Source data:
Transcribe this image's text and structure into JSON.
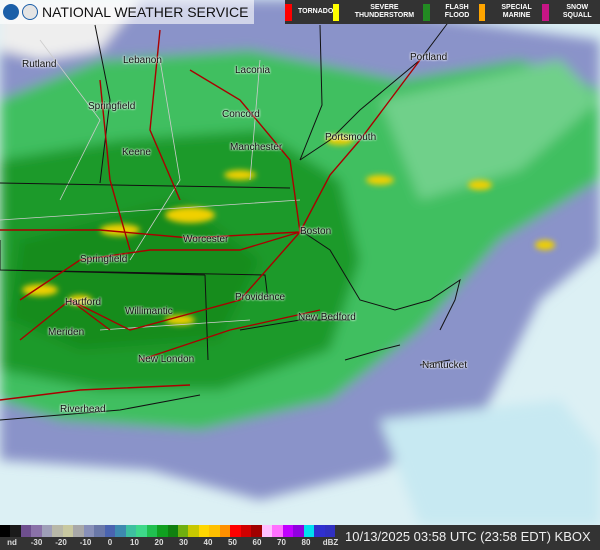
{
  "header": {
    "title": "NATIONAL WEATHER SERVICE",
    "warnings": [
      {
        "label": "TORNADO",
        "color": "#ff0000"
      },
      {
        "label": "SEVERE THUNDERSTORM",
        "color": "#ffff00"
      },
      {
        "label": "FLASH FLOOD",
        "color": "#228b22"
      },
      {
        "label": "SPECIAL MARINE",
        "color": "#ffa500"
      },
      {
        "label": "SNOW SQUALL",
        "color": "#c71585"
      }
    ]
  },
  "cities": [
    "Rutland",
    "Lebanon",
    "Laconia",
    "Portland",
    "Springfield",
    "Concord",
    "Portsmouth",
    "Keene",
    "Manchester",
    "Worcester",
    "Boston",
    "Springfield",
    "Providence",
    "Hartford",
    "Willimantic",
    "New Bedford",
    "Meriden",
    "New London",
    "Nantucket",
    "Riverhead"
  ],
  "scale": {
    "ticks": [
      "nd",
      "-30",
      "-20",
      "-10",
      "0",
      "10",
      "20",
      "30",
      "40",
      "50",
      "60",
      "70",
      "80",
      "dBZ"
    ],
    "colors": [
      "#000000",
      "#1a1a1a",
      "#6e4f8e",
      "#8a72a8",
      "#9f9fb8",
      "#b8b8a8",
      "#c8c8a0",
      "#a8a8a8",
      "#8890b8",
      "#6a78a8",
      "#4a64b0",
      "#3e8ab0",
      "#3ec0a0",
      "#3ed98a",
      "#20c050",
      "#10a020",
      "#108010",
      "#70b010",
      "#c8c800",
      "#ffd700",
      "#ffc000",
      "#ff9000",
      "#ff0000",
      "#d00000",
      "#a00000",
      "#ffc0ff",
      "#ff70ff",
      "#c000ff",
      "#9000e0",
      "#00e0f0",
      "#3030d0",
      "#3030c0"
    ]
  },
  "timestamp": "10/13/2025 03:58 UTC (23:58 EDT) KBOX"
}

Your instructions: Return the listing above unchanged, apart from dropping its pictures.

Task solution:
Transcribe this image's text and structure into JSON.
{
  "header": {
    "title": "NATIONAL WEATHER SERVICE",
    "warnings": [
      {
        "label": "TORNADO",
        "color": "#ff0000"
      },
      {
        "label": "SEVERE THUNDERSTORM",
        "color": "#ffff00"
      },
      {
        "label": "FLASH FLOOD",
        "color": "#228b22"
      },
      {
        "label": "SPECIAL MARINE",
        "color": "#ffa500"
      },
      {
        "label": "SNOW SQUALL",
        "color": "#c71585"
      }
    ]
  },
  "cities": [
    "Rutland",
    "Lebanon",
    "Laconia",
    "Portland",
    "Springfield",
    "Concord",
    "Portsmouth",
    "Keene",
    "Manchester",
    "Worcester",
    "Boston",
    "Springfield",
    "Providence",
    "Hartford",
    "Willimantic",
    "New Bedford",
    "Meriden",
    "New London",
    "Nantucket",
    "Riverhead"
  ],
  "scale": {
    "ticks": [
      "nd",
      "-30",
      "-20",
      "-10",
      "0",
      "10",
      "20",
      "30",
      "40",
      "50",
      "60",
      "70",
      "80",
      "dBZ"
    ],
    "colors": [
      "#000000",
      "#1a1a1a",
      "#6e4f8e",
      "#8a72a8",
      "#9f9fb8",
      "#b8b8a8",
      "#c8c8a0",
      "#a8a8a8",
      "#8890b8",
      "#6a78a8",
      "#4a64b0",
      "#3e8ab0",
      "#3ec0a0",
      "#3ed98a",
      "#20c050",
      "#10a020",
      "#108010",
      "#70b010",
      "#c8c800",
      "#ffd700",
      "#ffc000",
      "#ff9000",
      "#ff0000",
      "#d00000",
      "#a00000",
      "#ffc0ff",
      "#ff70ff",
      "#c000ff",
      "#9000e0",
      "#00e0f0",
      "#3030d0",
      "#3030c0"
    ]
  },
  "timestamp": "10/13/2025 03:58 UTC (23:58 EDT) KBOX"
}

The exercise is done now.